* _EXERCISE DATA_
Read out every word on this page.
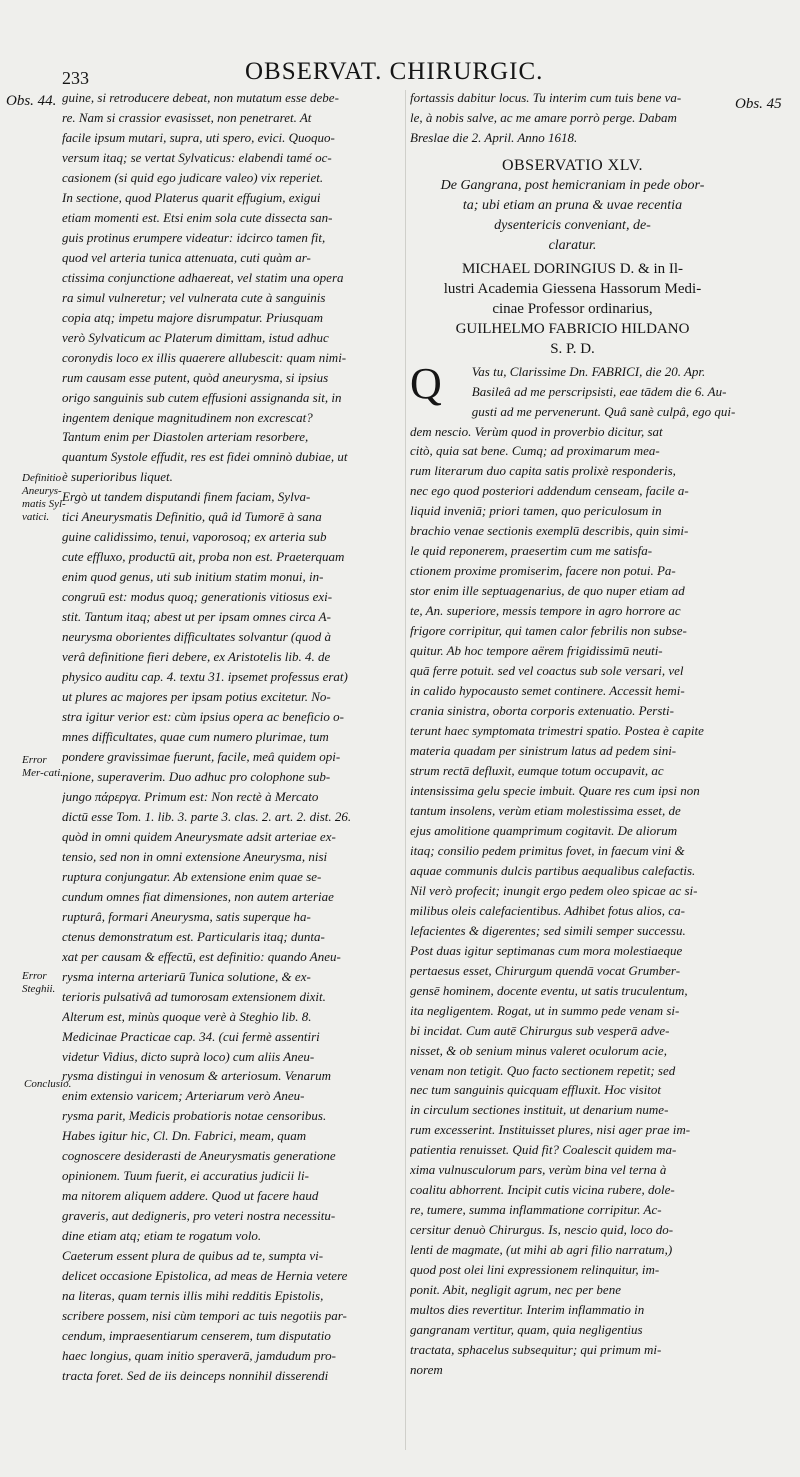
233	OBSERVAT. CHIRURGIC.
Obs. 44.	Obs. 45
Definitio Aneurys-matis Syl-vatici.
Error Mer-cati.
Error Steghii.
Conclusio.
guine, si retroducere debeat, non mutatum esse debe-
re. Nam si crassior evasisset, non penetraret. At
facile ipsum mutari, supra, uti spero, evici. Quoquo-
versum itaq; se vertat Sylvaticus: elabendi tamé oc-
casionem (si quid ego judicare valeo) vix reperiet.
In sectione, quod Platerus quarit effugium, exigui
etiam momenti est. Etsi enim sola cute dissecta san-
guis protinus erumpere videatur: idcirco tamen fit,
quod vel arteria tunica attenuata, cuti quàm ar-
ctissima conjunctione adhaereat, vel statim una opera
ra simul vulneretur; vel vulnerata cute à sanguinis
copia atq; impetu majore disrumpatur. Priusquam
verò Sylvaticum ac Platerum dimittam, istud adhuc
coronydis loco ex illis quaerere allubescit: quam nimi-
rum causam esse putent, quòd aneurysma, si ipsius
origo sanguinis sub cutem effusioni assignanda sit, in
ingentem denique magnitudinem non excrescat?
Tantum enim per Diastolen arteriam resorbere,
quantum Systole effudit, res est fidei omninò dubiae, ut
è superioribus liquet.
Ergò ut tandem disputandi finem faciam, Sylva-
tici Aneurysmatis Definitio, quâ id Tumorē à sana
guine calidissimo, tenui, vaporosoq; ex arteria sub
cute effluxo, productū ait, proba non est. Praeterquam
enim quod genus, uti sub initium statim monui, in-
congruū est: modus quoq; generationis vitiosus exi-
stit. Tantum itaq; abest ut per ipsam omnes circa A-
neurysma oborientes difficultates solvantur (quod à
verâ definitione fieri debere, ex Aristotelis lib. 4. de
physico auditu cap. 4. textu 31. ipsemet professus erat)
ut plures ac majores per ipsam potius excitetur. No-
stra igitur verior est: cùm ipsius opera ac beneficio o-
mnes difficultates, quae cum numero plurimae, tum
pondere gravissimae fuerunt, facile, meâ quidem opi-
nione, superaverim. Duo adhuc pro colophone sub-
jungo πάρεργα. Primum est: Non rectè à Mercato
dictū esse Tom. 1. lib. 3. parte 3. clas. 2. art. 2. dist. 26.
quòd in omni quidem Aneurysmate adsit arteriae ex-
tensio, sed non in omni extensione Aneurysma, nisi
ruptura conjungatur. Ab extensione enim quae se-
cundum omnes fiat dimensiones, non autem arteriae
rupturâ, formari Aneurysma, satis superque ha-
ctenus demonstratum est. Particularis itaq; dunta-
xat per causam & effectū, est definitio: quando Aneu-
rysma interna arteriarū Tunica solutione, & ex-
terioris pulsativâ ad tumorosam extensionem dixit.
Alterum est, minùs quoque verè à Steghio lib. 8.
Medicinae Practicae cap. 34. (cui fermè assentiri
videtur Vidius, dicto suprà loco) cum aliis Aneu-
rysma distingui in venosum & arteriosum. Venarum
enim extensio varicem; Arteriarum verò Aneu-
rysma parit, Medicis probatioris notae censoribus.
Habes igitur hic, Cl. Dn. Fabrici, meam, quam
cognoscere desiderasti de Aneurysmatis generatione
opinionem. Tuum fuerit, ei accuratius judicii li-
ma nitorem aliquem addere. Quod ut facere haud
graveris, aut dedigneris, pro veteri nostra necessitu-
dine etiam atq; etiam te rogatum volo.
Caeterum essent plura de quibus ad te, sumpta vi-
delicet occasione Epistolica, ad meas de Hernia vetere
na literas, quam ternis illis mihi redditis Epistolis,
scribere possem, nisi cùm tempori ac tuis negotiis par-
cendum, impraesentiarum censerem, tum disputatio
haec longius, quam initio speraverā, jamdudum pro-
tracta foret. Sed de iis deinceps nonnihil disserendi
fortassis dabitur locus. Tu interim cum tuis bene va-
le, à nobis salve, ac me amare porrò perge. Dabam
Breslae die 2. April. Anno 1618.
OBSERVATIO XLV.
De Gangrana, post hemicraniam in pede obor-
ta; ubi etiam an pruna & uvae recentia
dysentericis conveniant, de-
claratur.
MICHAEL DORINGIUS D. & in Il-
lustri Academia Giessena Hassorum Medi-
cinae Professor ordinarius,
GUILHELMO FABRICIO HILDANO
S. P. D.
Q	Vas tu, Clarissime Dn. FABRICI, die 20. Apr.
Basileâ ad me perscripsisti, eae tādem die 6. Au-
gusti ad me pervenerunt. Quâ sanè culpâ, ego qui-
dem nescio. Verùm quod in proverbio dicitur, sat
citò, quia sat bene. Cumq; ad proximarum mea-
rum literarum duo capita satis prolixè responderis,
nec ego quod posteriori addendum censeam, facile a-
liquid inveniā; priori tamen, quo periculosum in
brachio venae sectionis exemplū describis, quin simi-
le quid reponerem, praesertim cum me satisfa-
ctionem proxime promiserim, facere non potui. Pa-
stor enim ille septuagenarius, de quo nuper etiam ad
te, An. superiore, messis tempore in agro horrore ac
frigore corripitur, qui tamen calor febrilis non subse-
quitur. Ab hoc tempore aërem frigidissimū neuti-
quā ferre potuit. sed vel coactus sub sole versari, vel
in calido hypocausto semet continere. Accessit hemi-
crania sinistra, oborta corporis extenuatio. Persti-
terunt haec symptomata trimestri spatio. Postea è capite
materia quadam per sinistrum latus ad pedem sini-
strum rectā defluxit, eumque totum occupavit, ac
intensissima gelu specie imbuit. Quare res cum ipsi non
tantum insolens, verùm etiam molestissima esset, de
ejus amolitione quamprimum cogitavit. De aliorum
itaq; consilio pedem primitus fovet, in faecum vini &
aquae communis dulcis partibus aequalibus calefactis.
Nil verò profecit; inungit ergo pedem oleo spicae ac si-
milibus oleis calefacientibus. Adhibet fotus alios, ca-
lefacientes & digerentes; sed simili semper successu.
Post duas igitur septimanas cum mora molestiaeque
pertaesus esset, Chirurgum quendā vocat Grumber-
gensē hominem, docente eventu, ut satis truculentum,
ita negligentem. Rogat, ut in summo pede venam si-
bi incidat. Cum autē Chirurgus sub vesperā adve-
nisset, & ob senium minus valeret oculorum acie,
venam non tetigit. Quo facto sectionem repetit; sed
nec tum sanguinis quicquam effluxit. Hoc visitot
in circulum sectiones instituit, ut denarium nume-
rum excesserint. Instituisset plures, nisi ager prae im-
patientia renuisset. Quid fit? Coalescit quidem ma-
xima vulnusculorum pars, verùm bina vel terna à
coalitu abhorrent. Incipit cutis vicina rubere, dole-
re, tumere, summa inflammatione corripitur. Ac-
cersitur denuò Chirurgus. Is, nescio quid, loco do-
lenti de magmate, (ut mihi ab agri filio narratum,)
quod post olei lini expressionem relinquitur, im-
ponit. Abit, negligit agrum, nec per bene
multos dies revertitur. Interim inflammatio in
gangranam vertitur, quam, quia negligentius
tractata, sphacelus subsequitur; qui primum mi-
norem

* _WHAT IS NEEDED_
Return the material exactly as given, apart from the pictures.

* _RESULT OF THIS EXERCISE_
Read out every word on this page.
233	OBSERVAT. CHIRURGIC.
Obs. 44.	Obs. 45
Definitio Aneurys-matis Syl-vatici.
Error Mer-cati.
Error Steghii.
Conclusio.
guine, si retroducere debeat, non mutatum esse debe-
re. Nam si crassior evasisset, non penetraret. At
facile ipsum mutari, supra, uti spero, evici. Quoquo-
versum itaq; se vertat Sylvaticus: elabendi tamé oc-
casionem (si quid ego judicare valeo) vix reperiet.
In sectione, quod Platerus quarit effugium, exigui
etiam momenti est. Etsi enim sola cute dissecta san-
guis protinus erumpere videatur: idcirco tamen fit,
quod vel arteria tunica attenuata, cuti quàm ar-
ctissima conjunctione adhaereat, vel statim una opera
ra simul vulneretur; vel vulnerata cute à sanguinis
copia atq; impetu majore disrumpatur. Priusquam
verò Sylvaticum ac Platerum dimittam, istud adhuc
coronydis loco ex illis quaerere allubescit: quam nimi-
rum causam esse putent, quòd aneurysma, si ipsius
origo sanguinis sub cutem effusioni assignanda sit, in
ingentem denique magnitudinem non excrescat?
Tantum enim per Diastolen arteriam resorbere,
quantum Systole effudit, res est fidei omninò dubiae, ut
è superioribus liquet.
Ergò ut tandem disputandi finem faciam, Sylva-
tici Aneurysmatis Definitio, quâ id Tumorē à sana
guine calidissimo, tenui, vaporosoq; ex arteria sub
cute effluxo, productū ait, proba non est. Praeterquam
enim quod genus, uti sub initium statim monui, in-
congruū est: modus quoq; generationis vitiosus exi-
stit. Tantum itaq; abest ut per ipsam omnes circa A-
neurysma oborientes difficultates solvantur (quod à
verâ definitione fieri debere, ex Aristotelis lib. 4. de
physico auditu cap. 4. textu 31. ipsemet professus erat)
ut plures ac majores per ipsam potius excitetur. No-
stra igitur verior est: cùm ipsius opera ac beneficio o-
mnes difficultates, quae cum numero plurimae, tum
pondere gravissimae fuerunt, facile, meâ quidem opi-
nione, superaverim. Duo adhuc pro colophone sub-
jungo πάρεργα. Primum est: Non rectè à Mercato
dictū esse Tom. 1. lib. 3. parte 3. clas. 2. art. 2. dist. 26.
quòd in omni quidem Aneurysmate adsit arteriae ex-
tensio, sed non in omni extensione Aneurysma, nisi
ruptura conjungatur. Ab extensione enim quae se-
cundum omnes fiat dimensiones, non autem arteriae
rupturâ, formari Aneurysma, satis superque ha-
ctenus demonstratum est. Particularis itaq; dunta-
xat per causam & effectū, est definitio: quando Aneu-
rysma interna arteriarū Tunica solutione, & ex-
terioris pulsativâ ad tumorosam extensionem dixit.
Alterum est, minùs quoque verè à Steghio lib. 8.
Medicinae Practicae cap. 34. (cui fermè assentiri
videtur Vidius, dicto suprà loco) cum aliis Aneu-
rysma distingui in venosum & arteriosum. Venarum
enim extensio varicem; Arteriarum verò Aneu-
rysma parit, Medicis probatioris notae censoribus.
Habes igitur hic, Cl. Dn. Fabrici, meam, quam
cognoscere desiderasti de Aneurysmatis generatione
opinionem. Tuum fuerit, ei accuratius judicii li-
ma nitorem aliquem addere. Quod ut facere haud
graveris, aut dedigneris, pro veteri nostra necessitu-
dine etiam atq; etiam te rogatum volo.
Caeterum essent plura de quibus ad te, sumpta vi-
delicet occasione Epistolica, ad meas de Hernia vetere
na literas, quam ternis illis mihi redditis Epistolis,
scribere possem, nisi cùm tempori ac tuis negotiis par-
cendum, impraesentiarum censerem, tum disputatio
haec longius, quam initio speraverā, jamdudum pro-
tracta foret. Sed de iis deinceps nonnihil disserendi
fortassis dabitur locus. Tu interim cum tuis bene va-
le, à nobis salve, ac me amare porrò perge. Dabam
Breslae die 2. April. Anno 1618.
OBSERVATIO XLV.
De Gangrana, post hemicraniam in pede obor-
ta; ubi etiam an pruna & uvae recentia
dysentericis conveniant, de-
claratur.
MICHAEL DORINGIUS D. & in Il-
lustri Academia Giessena Hassorum Medi-
cinae Professor ordinarius,
GUILHELMO FABRICIO HILDANO
S. P. D.
Q	Vas tu, Clarissime Dn. FABRICI, die 20. Apr.
Basileâ ad me perscripsisti, eae tādem die 6. Au-
gusti ad me pervenerunt. Quâ sanè culpâ, ego qui-
dem nescio. Verùm quod in proverbio dicitur, sat
citò, quia sat bene. Cumq; ad proximarum mea-
rum literarum duo capita satis prolixè responderis,
nec ego quod posteriori addendum censeam, facile a-
liquid inveniā; priori tamen, quo periculosum in
brachio venae sectionis exemplū describis, quin simi-
le quid reponerem, praesertim cum me satisfa-
ctionem proxime promiserim, facere non potui. Pa-
stor enim ille septuagenarius, de quo nuper etiam ad
te, An. superiore, messis tempore in agro horrore ac
frigore corripitur, qui tamen calor febrilis non subse-
quitur. Ab hoc tempore aërem frigidissimū neuti-
quā ferre potuit. sed vel coactus sub sole versari, vel
in calido hypocausto semet continere. Accessit hemi-
crania sinistra, oborta corporis extenuatio. Persti-
terunt haec symptomata trimestri spatio. Postea è capite
materia quadam per sinistrum latus ad pedem sini-
strum rectā defluxit, eumque totum occupavit, ac
intensissima gelu specie imbuit. Quare res cum ipsi non
tantum insolens, verùm etiam molestissima esset, de
ejus amolitione quamprimum cogitavit. De aliorum
itaq; consilio pedem primitus fovet, in faecum vini &
aquae communis dulcis partibus aequalibus calefactis.
Nil verò profecit; inungit ergo pedem oleo spicae ac si-
milibus oleis calefacientibus. Adhibet fotus alios, ca-
lefacientes & digerentes; sed simili semper successu.
Post duas igitur septimanas cum mora molestiaeque
pertaesus esset, Chirurgum quendā vocat Grumber-
gensē hominem, docente eventu, ut satis truculentum,
ita negligentem. Rogat, ut in summo pede venam si-
bi incidat. Cum autē Chirurgus sub vesperā adve-
nisset, & ob senium minus valeret oculorum acie,
venam non tetigit. Quo facto sectionem repetit; sed
nec tum sanguinis quicquam effluxit. Hoc visitot
in circulum sectiones instituit, ut denarium nume-
rum excesserint. Instituisset plures, nisi ager prae im-
patientia renuisset. Quid fit? Coalescit quidem ma-
xima vulnusculorum pars, verùm bina vel terna à
coalitu abhorrent. Incipit cutis vicina rubere, dole-
re, tumere, summa inflammatione corripitur. Ac-
cersitur denuò Chirurgus. Is, nescio quid, loco do-
lenti de magmate, (ut mihi ab agri filio narratum,)
quod post olei lini expressionem relinquitur, im-
ponit. Abit, negligit agrum, nec per bene
multos dies revertitur. Interim inflammatio in
gangranam vertitur, quam, quia negligentius
tractata, sphacelus subsequitur; qui primum mi-
norem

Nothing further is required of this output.